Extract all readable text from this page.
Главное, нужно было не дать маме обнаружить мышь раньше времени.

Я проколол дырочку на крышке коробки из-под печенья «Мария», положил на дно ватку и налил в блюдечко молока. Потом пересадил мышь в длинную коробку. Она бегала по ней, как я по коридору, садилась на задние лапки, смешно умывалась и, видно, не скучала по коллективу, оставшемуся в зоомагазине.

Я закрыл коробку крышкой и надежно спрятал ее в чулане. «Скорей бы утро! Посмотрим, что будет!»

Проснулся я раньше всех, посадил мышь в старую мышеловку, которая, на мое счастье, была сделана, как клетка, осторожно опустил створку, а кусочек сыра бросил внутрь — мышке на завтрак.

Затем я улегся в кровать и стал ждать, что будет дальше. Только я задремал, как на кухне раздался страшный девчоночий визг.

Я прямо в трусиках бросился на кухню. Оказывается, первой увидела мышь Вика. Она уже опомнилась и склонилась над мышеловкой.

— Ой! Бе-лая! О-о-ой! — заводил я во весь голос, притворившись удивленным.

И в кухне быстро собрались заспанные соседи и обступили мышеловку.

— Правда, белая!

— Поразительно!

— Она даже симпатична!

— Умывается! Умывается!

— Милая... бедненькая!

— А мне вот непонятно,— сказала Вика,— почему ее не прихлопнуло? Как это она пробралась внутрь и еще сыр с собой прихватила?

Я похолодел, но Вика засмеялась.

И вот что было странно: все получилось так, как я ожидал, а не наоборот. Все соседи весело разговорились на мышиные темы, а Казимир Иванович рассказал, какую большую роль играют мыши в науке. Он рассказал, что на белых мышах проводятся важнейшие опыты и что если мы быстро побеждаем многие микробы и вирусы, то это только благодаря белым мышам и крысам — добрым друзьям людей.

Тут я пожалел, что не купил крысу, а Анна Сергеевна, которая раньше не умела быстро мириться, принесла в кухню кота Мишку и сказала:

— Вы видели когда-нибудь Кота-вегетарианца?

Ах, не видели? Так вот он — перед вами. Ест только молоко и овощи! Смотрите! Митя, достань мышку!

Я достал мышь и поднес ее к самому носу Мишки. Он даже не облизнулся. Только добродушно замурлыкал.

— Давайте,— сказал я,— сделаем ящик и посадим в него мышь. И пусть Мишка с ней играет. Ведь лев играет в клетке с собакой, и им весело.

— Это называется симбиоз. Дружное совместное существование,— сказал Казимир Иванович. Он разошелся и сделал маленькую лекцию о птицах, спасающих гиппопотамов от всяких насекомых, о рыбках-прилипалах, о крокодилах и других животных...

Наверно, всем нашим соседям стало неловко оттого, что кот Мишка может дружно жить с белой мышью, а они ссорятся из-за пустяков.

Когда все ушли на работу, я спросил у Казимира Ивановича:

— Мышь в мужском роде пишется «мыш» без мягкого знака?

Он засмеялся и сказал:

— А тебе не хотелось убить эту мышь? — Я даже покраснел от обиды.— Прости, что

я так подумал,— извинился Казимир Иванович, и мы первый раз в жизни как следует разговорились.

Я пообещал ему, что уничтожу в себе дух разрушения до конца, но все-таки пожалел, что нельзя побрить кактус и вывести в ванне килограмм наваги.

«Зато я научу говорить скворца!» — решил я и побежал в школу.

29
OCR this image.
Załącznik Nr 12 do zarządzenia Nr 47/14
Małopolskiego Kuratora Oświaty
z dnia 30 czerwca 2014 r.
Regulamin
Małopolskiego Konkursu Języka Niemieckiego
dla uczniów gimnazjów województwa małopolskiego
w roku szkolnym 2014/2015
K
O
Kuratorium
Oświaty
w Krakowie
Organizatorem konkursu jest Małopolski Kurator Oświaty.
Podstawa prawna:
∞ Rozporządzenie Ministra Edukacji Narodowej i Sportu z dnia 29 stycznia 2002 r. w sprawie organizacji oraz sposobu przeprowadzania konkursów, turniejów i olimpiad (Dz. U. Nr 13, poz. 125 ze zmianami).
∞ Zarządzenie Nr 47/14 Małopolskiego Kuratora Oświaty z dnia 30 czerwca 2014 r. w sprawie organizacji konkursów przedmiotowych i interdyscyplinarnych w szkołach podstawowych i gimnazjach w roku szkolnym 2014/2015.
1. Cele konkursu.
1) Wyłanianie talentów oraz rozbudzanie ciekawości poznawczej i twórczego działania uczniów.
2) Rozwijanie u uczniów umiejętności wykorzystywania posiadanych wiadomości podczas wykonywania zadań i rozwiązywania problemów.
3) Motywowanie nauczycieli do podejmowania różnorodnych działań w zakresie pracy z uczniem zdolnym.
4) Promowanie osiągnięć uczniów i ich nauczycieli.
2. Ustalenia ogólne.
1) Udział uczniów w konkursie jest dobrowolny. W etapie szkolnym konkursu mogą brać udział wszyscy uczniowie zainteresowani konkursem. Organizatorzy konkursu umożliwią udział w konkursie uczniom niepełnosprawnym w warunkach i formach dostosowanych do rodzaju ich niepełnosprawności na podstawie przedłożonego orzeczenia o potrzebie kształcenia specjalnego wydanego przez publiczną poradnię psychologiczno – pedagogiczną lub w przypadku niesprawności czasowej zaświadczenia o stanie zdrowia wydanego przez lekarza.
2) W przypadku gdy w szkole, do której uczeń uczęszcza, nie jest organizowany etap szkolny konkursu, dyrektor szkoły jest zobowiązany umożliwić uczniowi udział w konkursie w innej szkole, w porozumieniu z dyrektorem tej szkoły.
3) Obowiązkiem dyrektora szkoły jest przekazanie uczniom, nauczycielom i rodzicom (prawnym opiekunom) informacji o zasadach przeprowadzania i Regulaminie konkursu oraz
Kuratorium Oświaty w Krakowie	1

__________

[WHAT YOU SHOULD DO]
From the data above, work out how many lines hold "Вика". Answer with the number alone.

[WRITTEN RESPONSE]
3